Problem requirements: Return each line of the data below exactly, omitting any pictures.

Data excerpts:

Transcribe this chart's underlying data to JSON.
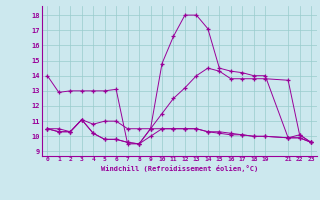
{
  "xlabel": "Windchill (Refroidissement éolien,°C)",
  "bg_color": "#cce8ee",
  "line_color": "#990099",
  "grid_color": "#99cccc",
  "x_ticks": [
    0,
    1,
    2,
    3,
    4,
    5,
    6,
    7,
    8,
    9,
    10,
    11,
    12,
    13,
    14,
    15,
    16,
    17,
    18,
    19,
    21,
    22,
    23
  ],
  "y_ticks": [
    9,
    10,
    11,
    12,
    13,
    14,
    15,
    16,
    17,
    18
  ],
  "xlim": [
    -0.5,
    23.5
  ],
  "ylim": [
    8.7,
    18.6
  ],
  "series": [
    {
      "x": [
        0,
        1,
        2,
        3,
        4,
        5,
        6,
        7,
        8,
        9,
        10,
        11,
        12,
        13,
        14,
        15,
        16,
        17,
        18,
        19,
        21,
        22,
        23
      ],
      "y": [
        14.0,
        12.9,
        13.0,
        13.0,
        13.0,
        13.0,
        13.1,
        9.5,
        9.5,
        10.5,
        14.8,
        16.6,
        18.0,
        18.0,
        17.1,
        14.5,
        14.3,
        14.2,
        14.0,
        14.0,
        9.9,
        10.1,
        9.6
      ]
    },
    {
      "x": [
        0,
        1,
        2,
        3,
        4,
        5,
        6,
        7,
        8,
        9,
        10,
        11,
        12,
        13,
        14,
        15,
        16,
        17,
        18,
        19,
        21,
        22,
        23
      ],
      "y": [
        10.5,
        10.3,
        10.3,
        11.1,
        10.8,
        11.0,
        11.0,
        10.5,
        10.5,
        10.5,
        10.5,
        10.5,
        10.5,
        10.5,
        10.3,
        10.3,
        10.2,
        10.1,
        10.0,
        10.0,
        9.9,
        9.9,
        9.6
      ]
    },
    {
      "x": [
        0,
        1,
        2,
        3,
        4,
        5,
        6,
        7,
        8,
        9,
        10,
        11,
        12,
        13,
        14,
        15,
        16,
        17,
        18,
        19,
        21,
        22,
        23
      ],
      "y": [
        10.5,
        10.3,
        10.3,
        11.1,
        10.2,
        9.8,
        9.8,
        9.6,
        9.5,
        10.0,
        10.5,
        10.5,
        10.5,
        10.5,
        10.3,
        10.2,
        10.1,
        10.1,
        10.0,
        10.0,
        9.9,
        9.9,
        9.6
      ]
    },
    {
      "x": [
        0,
        1,
        2,
        3,
        4,
        5,
        6,
        7,
        8,
        9,
        10,
        11,
        12,
        13,
        14,
        15,
        16,
        17,
        18,
        19,
        21,
        22,
        23
      ],
      "y": [
        10.5,
        10.5,
        10.3,
        11.1,
        10.2,
        9.8,
        9.8,
        9.6,
        9.5,
        10.5,
        11.5,
        12.5,
        13.2,
        14.0,
        14.5,
        14.3,
        13.8,
        13.8,
        13.8,
        13.8,
        13.7,
        10.1,
        9.6
      ]
    }
  ]
}
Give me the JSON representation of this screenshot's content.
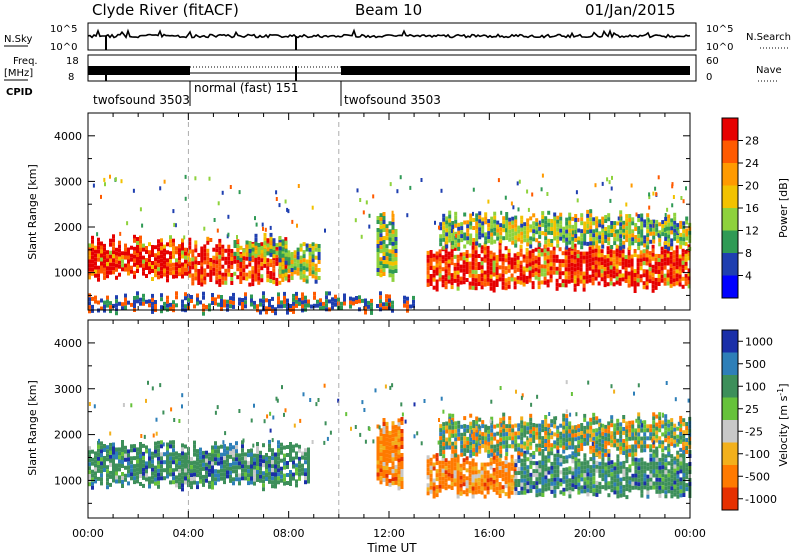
{
  "header": {
    "title": "Clyde River (fitACF)",
    "beam": "Beam 10",
    "date": "01/Jan/2015"
  },
  "noise_panel": {
    "left_label": "N.Sky",
    "right_label": "N.Search",
    "left_ticks": [
      "10^5",
      "10^0"
    ],
    "right_ticks": [
      "10^5",
      "10^0"
    ]
  },
  "freq_panel": {
    "left_label_1": "Freq.",
    "left_label_2": "[MHz]",
    "right_label": "Nave",
    "left_ticks": [
      "18",
      "8"
    ],
    "right_ticks": [
      "60",
      "0"
    ]
  },
  "cpid": {
    "label": "CPID",
    "segments": [
      {
        "label": "twofsound 3503",
        "start_hour": 0.0,
        "end_hour": 4.0
      },
      {
        "label": "normal (fast) 151",
        "start_hour": 4.0,
        "end_hour": 10.0
      },
      {
        "label": "twofsound 3503",
        "start_hour": 10.0,
        "end_hour": 24.0
      }
    ]
  },
  "chart_data": [
    {
      "type": "heatmap",
      "name": "power",
      "ylabel": "Slant Range [km]",
      "xlabel": "Time UT",
      "xlim": [
        0,
        24
      ],
      "ylim": [
        180,
        4500
      ],
      "yticks": [
        1000,
        2000,
        3000,
        4000
      ],
      "xticks": [
        "00:00",
        "04:00",
        "08:00",
        "12:00",
        "16:00",
        "20:00",
        "00:00"
      ],
      "colorbar": {
        "label": "Power [dB]",
        "ticks": [
          "28",
          "24",
          "20",
          "16",
          "12",
          "8",
          "4"
        ],
        "colors": [
          "#e60000",
          "#ff5a00",
          "#ff9a00",
          "#f2c200",
          "#8ed23c",
          "#2f9a55",
          "#1f3fb0",
          "#0000ff"
        ]
      },
      "regions": [
        {
          "t": [
            0.0,
            4.0
          ],
          "r": [
            900,
            1750
          ],
          "level": "high"
        },
        {
          "t": [
            4.0,
            8.0
          ],
          "r": [
            800,
            1700
          ],
          "level": "high"
        },
        {
          "t": [
            5.8,
            7.8
          ],
          "r": [
            1300,
            1800
          ],
          "level": "mid"
        },
        {
          "t": [
            7.6,
            9.2
          ],
          "r": [
            900,
            1650
          ],
          "level": "mid"
        },
        {
          "t": [
            11.5,
            12.3
          ],
          "r": [
            900,
            2300
          ],
          "level": "mid"
        },
        {
          "t": [
            13.5,
            24.0
          ],
          "r": [
            700,
            1600
          ],
          "level": "high"
        },
        {
          "t": [
            14.0,
            24.0
          ],
          "r": [
            1600,
            2300
          ],
          "level": "mid"
        },
        {
          "t": [
            0.0,
            13.0
          ],
          "r": [
            200,
            500
          ],
          "level": "low"
        }
      ]
    },
    {
      "type": "heatmap",
      "name": "velocity",
      "ylabel": "Slant Range [km]",
      "xlabel": "Time UT",
      "xlim": [
        0,
        24
      ],
      "ylim": [
        180,
        4500
      ],
      "yticks": [
        1000,
        2000,
        3000,
        4000
      ],
      "xticks": [
        "00:00",
        "04:00",
        "08:00",
        "12:00",
        "16:00",
        "20:00",
        "00:00"
      ],
      "colorbar": {
        "label": "Velocity [m s^-1]",
        "ticks": [
          "1000",
          "500",
          "100",
          "25",
          "-25",
          "-100",
          "-500",
          "-1000"
        ],
        "colors": [
          "#1a2fa8",
          "#2e7fb8",
          "#3d8f5a",
          "#66c23a",
          "#c8c8c8",
          "#f2b01c",
          "#ff7a00",
          "#e63000"
        ]
      },
      "regions": [
        {
          "t": [
            0.0,
            8.8
          ],
          "r": [
            900,
            1800
          ],
          "level": "pos"
        },
        {
          "t": [
            11.5,
            12.5
          ],
          "r": [
            900,
            2300
          ],
          "level": "neg"
        },
        {
          "t": [
            13.5,
            17.0
          ],
          "r": [
            700,
            1600
          ],
          "level": "neg"
        },
        {
          "t": [
            17.0,
            24.0
          ],
          "r": [
            700,
            1600
          ],
          "level": "pos"
        },
        {
          "t": [
            14.0,
            24.0
          ],
          "r": [
            1600,
            2400
          ],
          "level": "mix"
        }
      ]
    }
  ]
}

Problem solution:
Transcribe this chart's underlying data to JSON.
{
  "xlabel": "Windchill (Refroidissement éolien,°C)",
  "bg_color": "#cce8ee",
  "line_color": "#990099",
  "grid_color": "#99cccc",
  "x_ticks": [
    0,
    1,
    2,
    3,
    4,
    5,
    6,
    7,
    8,
    9,
    10,
    11,
    12,
    13,
    14,
    15,
    16,
    17,
    18,
    19,
    21,
    22,
    23
  ],
  "y_ticks": [
    9,
    10,
    11,
    12,
    13,
    14,
    15,
    16,
    17,
    18
  ],
  "xlim": [
    -0.5,
    23.5
  ],
  "ylim": [
    8.7,
    18.6
  ],
  "series": [
    {
      "x": [
        0,
        1,
        2,
        3,
        4,
        5,
        6,
        7,
        8,
        9,
        10,
        11,
        12,
        13,
        14,
        15,
        16,
        17,
        18,
        19,
        21,
        22,
        23
      ],
      "y": [
        14.0,
        12.9,
        13.0,
        13.0,
        13.0,
        13.0,
        13.1,
        9.5,
        9.5,
        10.5,
        14.8,
        16.6,
        18.0,
        18.0,
        17.1,
        14.5,
        14.3,
        14.2,
        14.0,
        14.0,
        9.9,
        10.1,
        9.6
      ]
    },
    {
      "x": [
        0,
        1,
        2,
        3,
        4,
        5,
        6,
        7,
        8,
        9,
        10,
        11,
        12,
        13,
        14,
        15,
        16,
        17,
        18,
        19,
        21,
        22,
        23
      ],
      "y": [
        10.5,
        10.3,
        10.3,
        11.1,
        10.8,
        11.0,
        11.0,
        10.5,
        10.5,
        10.5,
        10.5,
        10.5,
        10.5,
        10.5,
        10.3,
        10.3,
        10.2,
        10.1,
        10.0,
        10.0,
        9.9,
        9.9,
        9.6
      ]
    },
    {
      "x": [
        0,
        1,
        2,
        3,
        4,
        5,
        6,
        7,
        8,
        9,
        10,
        11,
        12,
        13,
        14,
        15,
        16,
        17,
        18,
        19,
        21,
        22,
        23
      ],
      "y": [
        10.5,
        10.3,
        10.3,
        11.1,
        10.2,
        9.8,
        9.8,
        9.6,
        9.5,
        10.0,
        10.5,
        10.5,
        10.5,
        10.5,
        10.3,
        10.2,
        10.1,
        10.1,
        10.0,
        10.0,
        9.9,
        9.9,
        9.6
      ]
    },
    {
      "x": [
        0,
        1,
        2,
        3,
        4,
        5,
        6,
        7,
        8,
        9,
        10,
        11,
        12,
        13,
        14,
        15,
        16,
        17,
        18,
        19,
        21,
        22,
        23
      ],
      "y": [
        10.5,
        10.5,
        10.3,
        11.1,
        10.2,
        9.8,
        9.8,
        9.6,
        9.5,
        10.5,
        11.5,
        12.5,
        13.2,
        14.0,
        14.5,
        14.3,
        13.8,
        13.8,
        13.8,
        13.8,
        13.7,
        10.1,
        9.6
      ]
    }
  ]
}
Give me the JSON representation of this screenshot's content.
{
  "header": {
    "title": "Clyde River (fitACF)",
    "beam": "Beam 10",
    "date": "01/Jan/2015"
  },
  "noise_panel": {
    "left_label": "N.Sky",
    "right_label": "N.Search",
    "left_ticks": [
      "10^5",
      "10^0"
    ],
    "right_ticks": [
      "10^5",
      "10^0"
    ]
  },
  "freq_panel": {
    "left_label_1": "Freq.",
    "left_label_2": "[MHz]",
    "right_label": "Nave",
    "left_ticks": [
      "18",
      "8"
    ],
    "right_ticks": [
      "60",
      "0"
    ]
  },
  "cpid": {
    "label": "CPID",
    "segments": [
      {
        "label": "twofsound 3503",
        "start_hour": 0.0,
        "end_hour": 4.0
      },
      {
        "label": "normal (fast) 151",
        "start_hour": 4.0,
        "end_hour": 10.0
      },
      {
        "label": "twofsound 3503",
        "start_hour": 10.0,
        "end_hour": 24.0
      }
    ]
  },
  "chart_data": [
    {
      "type": "heatmap",
      "name": "power",
      "ylabel": "Slant Range [km]",
      "xlabel": "Time UT",
      "xlim": [
        0,
        24
      ],
      "ylim": [
        180,
        4500
      ],
      "yticks": [
        1000,
        2000,
        3000,
        4000
      ],
      "xticks": [
        "00:00",
        "04:00",
        "08:00",
        "12:00",
        "16:00",
        "20:00",
        "00:00"
      ],
      "colorbar": {
        "label": "Power [dB]",
        "ticks": [
          "28",
          "24",
          "20",
          "16",
          "12",
          "8",
          "4"
        ],
        "colors": [
          "#e60000",
          "#ff5a00",
          "#ff9a00",
          "#f2c200",
          "#8ed23c",
          "#2f9a55",
          "#1f3fb0",
          "#0000ff"
        ]
      },
      "regions": [
        {
          "t": [
            0.0,
            4.0
          ],
          "r": [
            900,
            1750
          ],
          "level": "high"
        },
        {
          "t": [
            4.0,
            8.0
          ],
          "r": [
            800,
            1700
          ],
          "level": "high"
        },
        {
          "t": [
            5.8,
            7.8
          ],
          "r": [
            1300,
            1800
          ],
          "level": "mid"
        },
        {
          "t": [
            7.6,
            9.2
          ],
          "r": [
            900,
            1650
          ],
          "level": "mid"
        },
        {
          "t": [
            11.5,
            12.3
          ],
          "r": [
            900,
            2300
          ],
          "level": "mid"
        },
        {
          "t": [
            13.5,
            24.0
          ],
          "r": [
            700,
            1600
          ],
          "level": "high"
        },
        {
          "t": [
            14.0,
            24.0
          ],
          "r": [
            1600,
            2300
          ],
          "level": "mid"
        },
        {
          "t": [
            0.0,
            13.0
          ],
          "r": [
            200,
            500
          ],
          "level": "low"
        }
      ]
    },
    {
      "type": "heatmap",
      "name": "velocity",
      "ylabel": "Slant Range [km]",
      "xlabel": "Time UT",
      "xlim": [
        0,
        24
      ],
      "ylim": [
        180,
        4500
      ],
      "yticks": [
        1000,
        2000,
        3000,
        4000
      ],
      "xticks": [
        "00:00",
        "04:00",
        "08:00",
        "12:00",
        "16:00",
        "20:00",
        "00:00"
      ],
      "colorbar": {
        "label": "Velocity [m s^-1]",
        "ticks": [
          "1000",
          "500",
          "100",
          "25",
          "-25",
          "-100",
          "-500",
          "-1000"
        ],
        "colors": [
          "#1a2fa8",
          "#2e7fb8",
          "#3d8f5a",
          "#66c23a",
          "#c8c8c8",
          "#f2b01c",
          "#ff7a00",
          "#e63000"
        ]
      },
      "regions": [
        {
          "t": [
            0.0,
            8.8
          ],
          "r": [
            900,
            1800
          ],
          "level": "pos"
        },
        {
          "t": [
            11.5,
            12.5
          ],
          "r": [
            900,
            2300
          ],
          "level": "neg"
        },
        {
          "t": [
            13.5,
            17.0
          ],
          "r": [
            700,
            1600
          ],
          "level": "neg"
        },
        {
          "t": [
            17.0,
            24.0
          ],
          "r": [
            700,
            1600
          ],
          "level": "pos"
        },
        {
          "t": [
            14.0,
            24.0
          ],
          "r": [
            1600,
            2400
          ],
          "level": "mix"
        }
      ]
    }
  ]
}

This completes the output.